(EXERCISE):
Pictures do not belong in the copy; quote every entry below exactly.

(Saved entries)
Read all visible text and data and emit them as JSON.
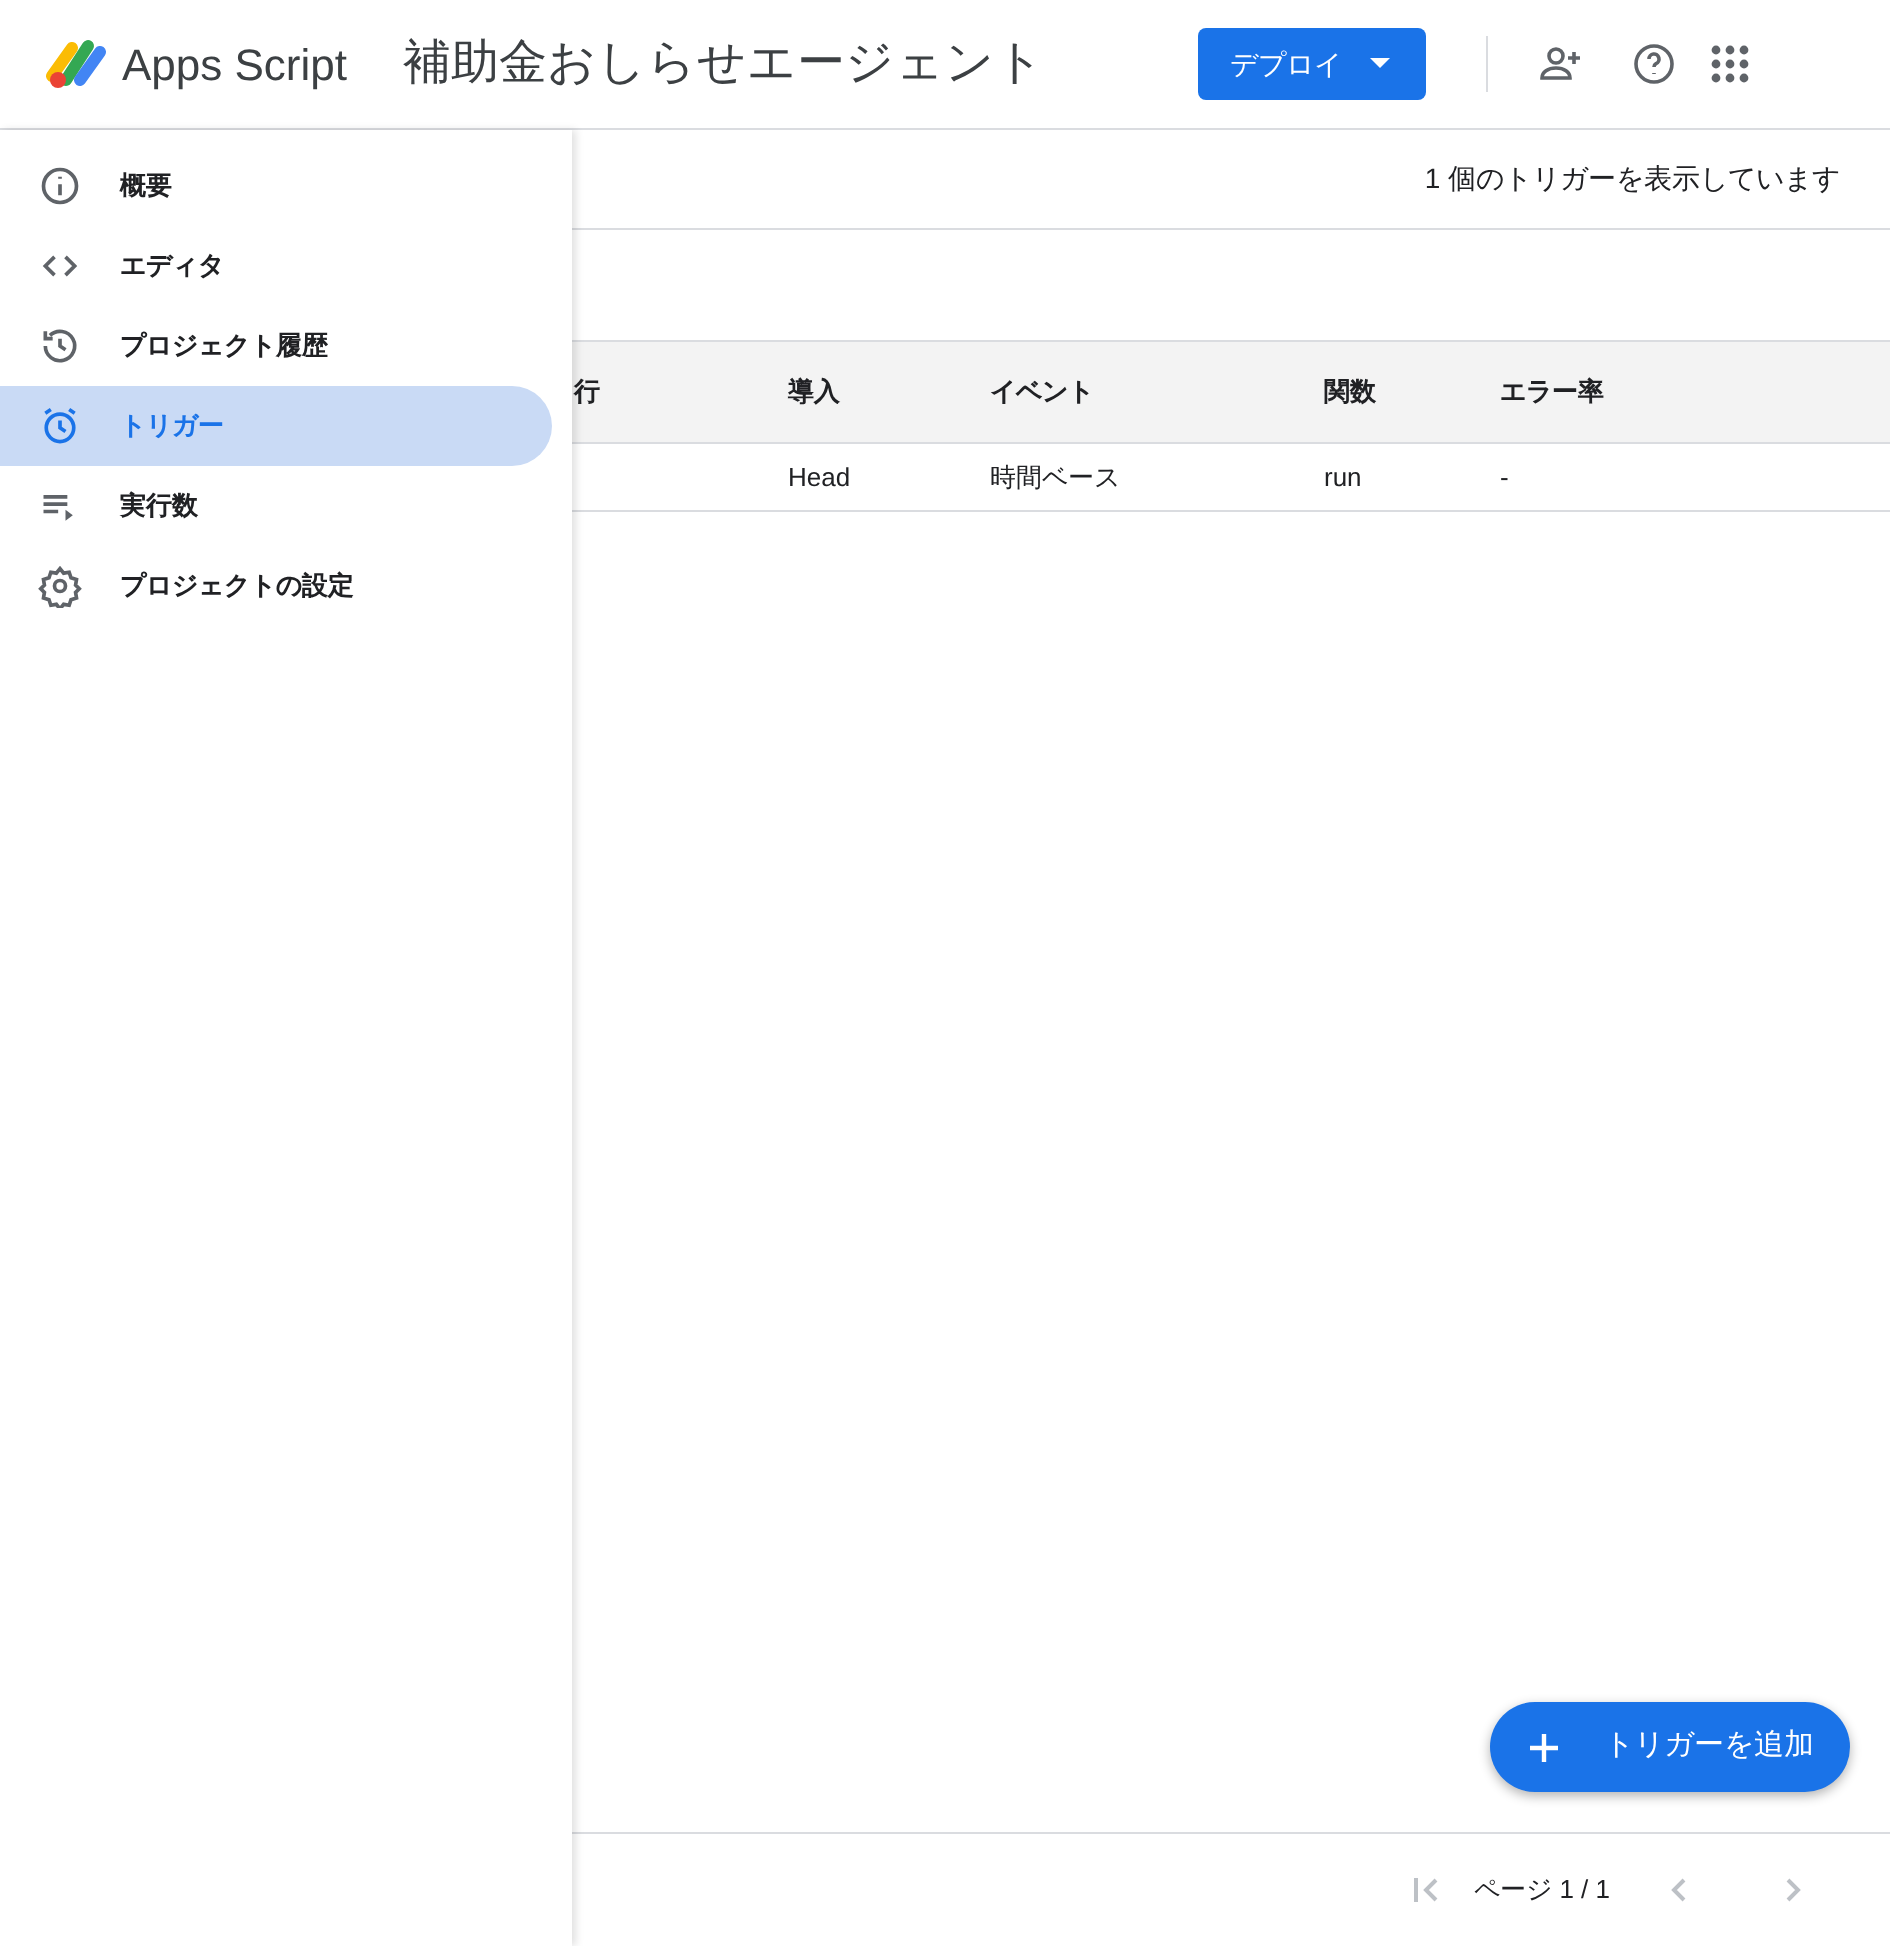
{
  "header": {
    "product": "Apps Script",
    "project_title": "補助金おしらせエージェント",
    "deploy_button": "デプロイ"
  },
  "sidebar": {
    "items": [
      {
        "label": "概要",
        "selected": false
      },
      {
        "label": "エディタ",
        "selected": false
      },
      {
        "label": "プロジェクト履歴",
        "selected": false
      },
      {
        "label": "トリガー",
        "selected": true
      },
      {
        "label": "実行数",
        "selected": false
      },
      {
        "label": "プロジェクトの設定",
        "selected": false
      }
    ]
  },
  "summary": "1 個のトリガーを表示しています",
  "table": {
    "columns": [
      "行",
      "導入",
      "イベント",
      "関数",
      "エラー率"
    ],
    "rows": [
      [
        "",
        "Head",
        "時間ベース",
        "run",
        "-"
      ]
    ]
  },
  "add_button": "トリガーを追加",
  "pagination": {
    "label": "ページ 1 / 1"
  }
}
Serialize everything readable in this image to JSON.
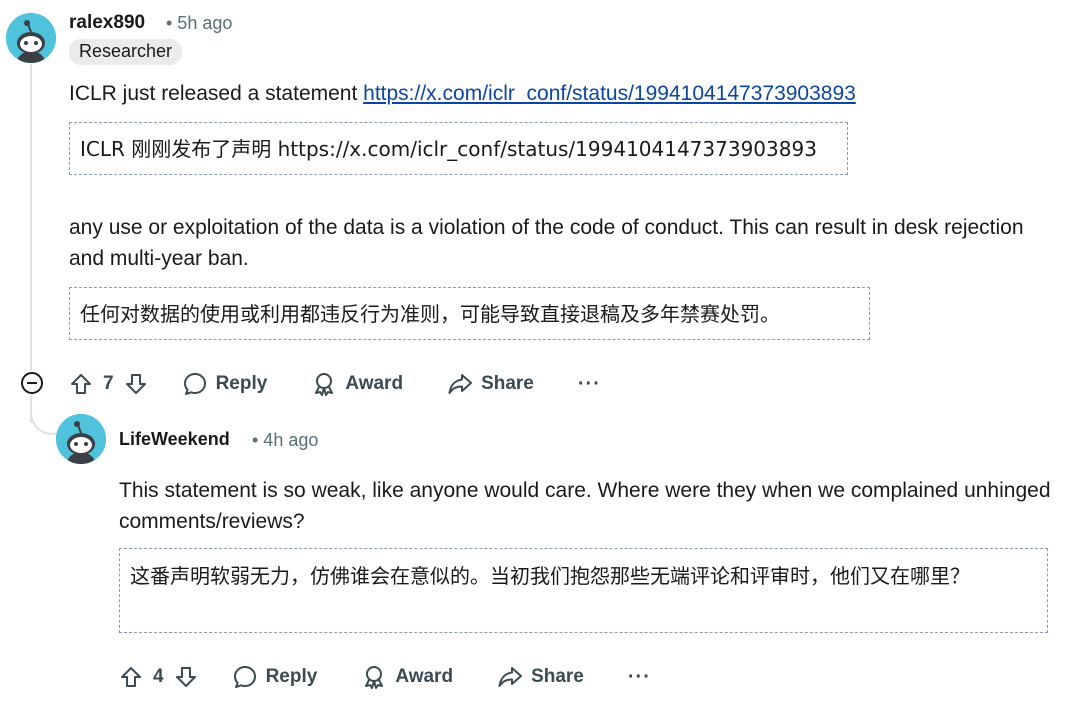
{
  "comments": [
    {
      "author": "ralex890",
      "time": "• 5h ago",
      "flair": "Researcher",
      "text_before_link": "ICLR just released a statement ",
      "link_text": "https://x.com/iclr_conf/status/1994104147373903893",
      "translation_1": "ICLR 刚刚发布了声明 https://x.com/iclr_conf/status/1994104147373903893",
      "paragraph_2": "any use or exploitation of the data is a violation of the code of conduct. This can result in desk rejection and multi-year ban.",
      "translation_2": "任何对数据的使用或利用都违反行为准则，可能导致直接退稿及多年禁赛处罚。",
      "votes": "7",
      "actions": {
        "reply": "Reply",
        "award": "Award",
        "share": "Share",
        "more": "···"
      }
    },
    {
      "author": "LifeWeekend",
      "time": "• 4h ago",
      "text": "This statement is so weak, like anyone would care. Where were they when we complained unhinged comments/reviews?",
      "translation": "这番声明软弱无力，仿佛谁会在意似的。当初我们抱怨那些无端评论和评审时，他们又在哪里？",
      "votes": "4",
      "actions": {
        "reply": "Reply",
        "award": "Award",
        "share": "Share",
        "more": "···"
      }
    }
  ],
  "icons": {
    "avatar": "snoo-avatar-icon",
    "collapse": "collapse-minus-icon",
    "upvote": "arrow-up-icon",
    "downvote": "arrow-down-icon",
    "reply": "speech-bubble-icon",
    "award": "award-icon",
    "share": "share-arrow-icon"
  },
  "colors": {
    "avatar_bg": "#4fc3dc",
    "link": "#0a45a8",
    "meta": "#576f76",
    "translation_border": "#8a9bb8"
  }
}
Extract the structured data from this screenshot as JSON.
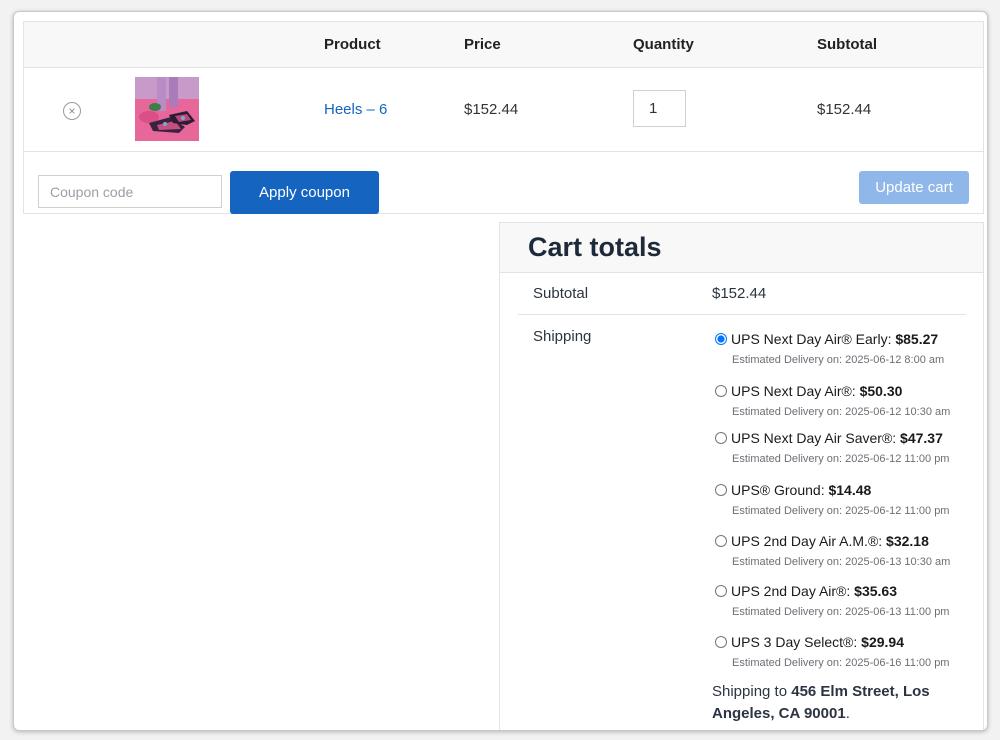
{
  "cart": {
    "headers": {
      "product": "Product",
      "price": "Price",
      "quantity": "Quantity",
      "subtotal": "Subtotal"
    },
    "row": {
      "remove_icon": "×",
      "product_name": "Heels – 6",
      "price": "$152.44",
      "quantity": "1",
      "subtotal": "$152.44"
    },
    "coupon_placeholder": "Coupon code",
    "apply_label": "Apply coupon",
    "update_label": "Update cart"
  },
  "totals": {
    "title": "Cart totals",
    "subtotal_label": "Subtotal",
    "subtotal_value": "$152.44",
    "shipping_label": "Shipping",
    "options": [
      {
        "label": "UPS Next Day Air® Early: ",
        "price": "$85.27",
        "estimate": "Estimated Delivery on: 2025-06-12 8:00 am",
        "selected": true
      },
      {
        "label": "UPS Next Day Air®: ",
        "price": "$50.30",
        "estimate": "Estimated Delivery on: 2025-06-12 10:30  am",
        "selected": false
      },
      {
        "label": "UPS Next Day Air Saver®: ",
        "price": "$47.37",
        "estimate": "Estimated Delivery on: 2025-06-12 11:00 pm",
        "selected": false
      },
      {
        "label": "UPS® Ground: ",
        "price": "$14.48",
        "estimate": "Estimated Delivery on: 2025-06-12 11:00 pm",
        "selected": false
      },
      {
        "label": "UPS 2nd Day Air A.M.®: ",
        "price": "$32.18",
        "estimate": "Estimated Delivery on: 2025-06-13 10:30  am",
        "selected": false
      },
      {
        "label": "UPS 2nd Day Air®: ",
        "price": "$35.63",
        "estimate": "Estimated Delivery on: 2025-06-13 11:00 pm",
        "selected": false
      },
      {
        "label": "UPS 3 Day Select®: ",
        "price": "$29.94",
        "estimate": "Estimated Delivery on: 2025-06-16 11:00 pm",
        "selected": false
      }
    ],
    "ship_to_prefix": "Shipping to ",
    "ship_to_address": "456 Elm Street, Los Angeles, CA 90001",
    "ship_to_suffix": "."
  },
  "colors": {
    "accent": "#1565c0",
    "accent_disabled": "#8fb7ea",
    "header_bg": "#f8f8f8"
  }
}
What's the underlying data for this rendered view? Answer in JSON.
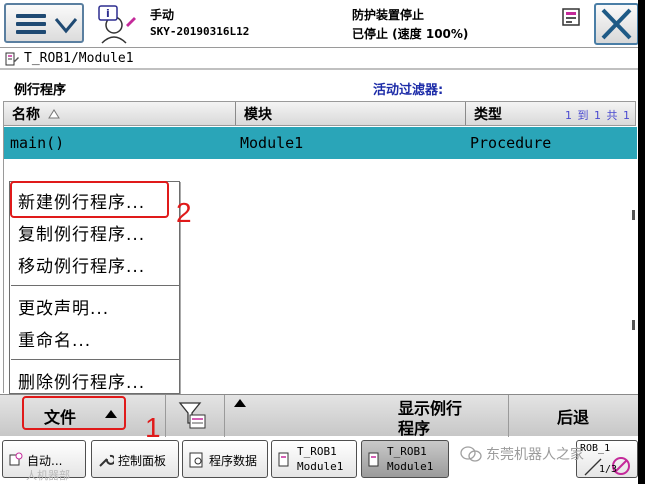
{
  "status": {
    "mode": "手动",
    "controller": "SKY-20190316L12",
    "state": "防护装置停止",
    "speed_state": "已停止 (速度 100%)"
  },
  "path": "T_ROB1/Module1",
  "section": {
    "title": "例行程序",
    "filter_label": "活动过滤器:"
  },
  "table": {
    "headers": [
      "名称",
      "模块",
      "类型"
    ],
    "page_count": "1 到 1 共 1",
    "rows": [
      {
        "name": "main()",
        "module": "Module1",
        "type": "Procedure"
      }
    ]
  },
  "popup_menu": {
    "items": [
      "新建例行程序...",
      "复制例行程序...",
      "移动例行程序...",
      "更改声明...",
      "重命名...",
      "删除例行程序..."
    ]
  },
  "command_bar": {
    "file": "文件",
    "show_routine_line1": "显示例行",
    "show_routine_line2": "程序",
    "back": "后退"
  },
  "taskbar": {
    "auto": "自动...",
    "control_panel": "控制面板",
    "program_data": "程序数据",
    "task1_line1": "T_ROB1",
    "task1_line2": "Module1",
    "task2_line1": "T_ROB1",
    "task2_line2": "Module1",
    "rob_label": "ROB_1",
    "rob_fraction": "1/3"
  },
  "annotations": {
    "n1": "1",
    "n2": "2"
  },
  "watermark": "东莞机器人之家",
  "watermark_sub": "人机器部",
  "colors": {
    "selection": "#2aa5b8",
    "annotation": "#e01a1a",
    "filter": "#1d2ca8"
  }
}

(RESPONSE):
Read all visible text and data and emit them as JSON.
{
  "header": {
    "product": "Apps Script",
    "project_title": "補助金おしらせエージェント",
    "deploy_button": "デプロイ"
  },
  "sidebar": {
    "items": [
      {
        "label": "概要",
        "selected": false
      },
      {
        "label": "エディタ",
        "selected": false
      },
      {
        "label": "プロジェクト履歴",
        "selected": false
      },
      {
        "label": "トリガー",
        "selected": true
      },
      {
        "label": "実行数",
        "selected": false
      },
      {
        "label": "プロジェクトの設定",
        "selected": false
      }
    ]
  },
  "summary": "1 個のトリガーを表示しています",
  "table": {
    "columns": [
      "行",
      "導入",
      "イベント",
      "関数",
      "エラー率"
    ],
    "rows": [
      [
        "",
        "Head",
        "時間ベース",
        "run",
        "-"
      ]
    ]
  },
  "add_button": "トリガーを追加",
  "pagination": {
    "label": "ページ 1 / 1"
  }
}
Serialize everything readable in this image to JSON.
{
  "comments": [
    {
      "author": "ralex890",
      "time": "• 5h ago",
      "flair": "Researcher",
      "text_before_link": "ICLR just released a statement ",
      "link_text": "https://x.com/iclr_conf/status/1994104147373903893",
      "translation_1": "ICLR 刚刚发布了声明 https://x.com/iclr_conf/status/1994104147373903893",
      "paragraph_2": "any use or exploitation of the data is a violation of the code of conduct. This can result in desk rejection and multi-year ban.",
      "translation_2": "任何对数据的使用或利用都违反行为准则，可能导致直接退稿及多年禁赛处罚。",
      "votes": "7",
      "actions": {
        "reply": "Reply",
        "award": "Award",
        "share": "Share",
        "more": "···"
      }
    },
    {
      "author": "LifeWeekend",
      "time": "• 4h ago",
      "text": "This statement is so weak, like anyone would care. Where were they when we complained unhinged comments/reviews?",
      "translation": "这番声明软弱无力，仿佛谁会在意似的。当初我们抱怨那些无端评论和评审时，他们又在哪里？",
      "votes": "4",
      "actions": {
        "reply": "Reply",
        "award": "Award",
        "share": "Share",
        "more": "···"
      }
    }
  ],
  "icons": {
    "avatar": "snoo-avatar-icon",
    "collapse": "collapse-minus-icon",
    "upvote": "arrow-up-icon",
    "downvote": "arrow-down-icon",
    "reply": "speech-bubble-icon",
    "award": "award-icon",
    "share": "share-arrow-icon"
  },
  "colors": {
    "avatar_bg": "#4fc3dc",
    "link": "#0a45a8",
    "meta": "#576f76",
    "translation_border": "#8a9bb8"
  }
}
Extract the structured data from this screenshot as JSON.
{
  "cart": {
    "headers": {
      "product": "Product",
      "price": "Price",
      "quantity": "Quantity",
      "subtotal": "Subtotal"
    },
    "row": {
      "remove_icon": "×",
      "product_name": "Heels – 6",
      "price": "$152.44",
      "quantity": "1",
      "subtotal": "$152.44"
    },
    "coupon_placeholder": "Coupon code",
    "apply_label": "Apply coupon",
    "update_label": "Update cart"
  },
  "totals": {
    "title": "Cart totals",
    "subtotal_label": "Subtotal",
    "subtotal_value": "$152.44",
    "shipping_label": "Shipping",
    "options": [
      {
        "label": "UPS Next Day Air® Early: ",
        "price": "$85.27",
        "estimate": "Estimated Delivery on: 2025-06-12 8:00 am",
        "selected": true
      },
      {
        "label": "UPS Next Day Air®: ",
        "price": "$50.30",
        "estimate": "Estimated Delivery on: 2025-06-12 10:30  am",
        "selected": false
      },
      {
        "label": "UPS Next Day Air Saver®: ",
        "price": "$47.37",
        "estimate": "Estimated Delivery on: 2025-06-12 11:00 pm",
        "selected": false
      },
      {
        "label": "UPS® Ground: ",
        "price": "$14.48",
        "estimate": "Estimated Delivery on: 2025-06-12 11:00 pm",
        "selected": false
      },
      {
        "label": "UPS 2nd Day Air A.M.®: ",
        "price": "$32.18",
        "estimate": "Estimated Delivery on: 2025-06-13 10:30  am",
        "selected": false
      },
      {
        "label": "UPS 2nd Day Air®: ",
        "price": "$35.63",
        "estimate": "Estimated Delivery on: 2025-06-13 11:00 pm",
        "selected": false
      },
      {
        "label": "UPS 3 Day Select®: ",
        "price": "$29.94",
        "estimate": "Estimated Delivery on: 2025-06-16 11:00 pm",
        "selected": false
      }
    ],
    "ship_to_prefix": "Shipping to ",
    "ship_to_address": "456 Elm Street, Los Angeles, CA 90001",
    "ship_to_suffix": "."
  },
  "colors": {
    "accent": "#1565c0",
    "accent_disabled": "#8fb7ea",
    "header_bg": "#f8f8f8"
  }
}
What's the underlying data for this rendered view? Answer in JSON.
{
  "status": {
    "mode": "手动",
    "controller": "SKY-20190316L12",
    "state": "防护装置停止",
    "speed_state": "已停止 (速度 100%)"
  },
  "path": "T_ROB1/Module1",
  "section": {
    "title": "例行程序",
    "filter_label": "活动过滤器:"
  },
  "table": {
    "headers": [
      "名称",
      "模块",
      "类型"
    ],
    "page_count": "1 到 1 共 1",
    "rows": [
      {
        "name": "main()",
        "module": "Module1",
        "type": "Procedure"
      }
    ]
  },
  "popup_menu": {
    "items": [
      "新建例行程序...",
      "复制例行程序...",
      "移动例行程序...",
      "更改声明...",
      "重命名...",
      "删除例行程序..."
    ]
  },
  "command_bar": {
    "file": "文件",
    "show_routine_line1": "显示例行",
    "show_routine_line2": "程序",
    "back": "后退"
  },
  "taskbar": {
    "auto": "自动...",
    "control_panel": "控制面板",
    "program_data": "程序数据",
    "task1_line1": "T_ROB1",
    "task1_line2": "Module1",
    "task2_line1": "T_ROB1",
    "task2_line2": "Module1",
    "rob_label": "ROB_1",
    "rob_fraction": "1/3"
  },
  "annotations": {
    "n1": "1",
    "n2": "2"
  },
  "watermark": "东莞机器人之家",
  "watermark_sub": "人机器部",
  "colors": {
    "selection": "#2aa5b8",
    "annotation": "#e01a1a",
    "filter": "#1d2ca8"
  }
}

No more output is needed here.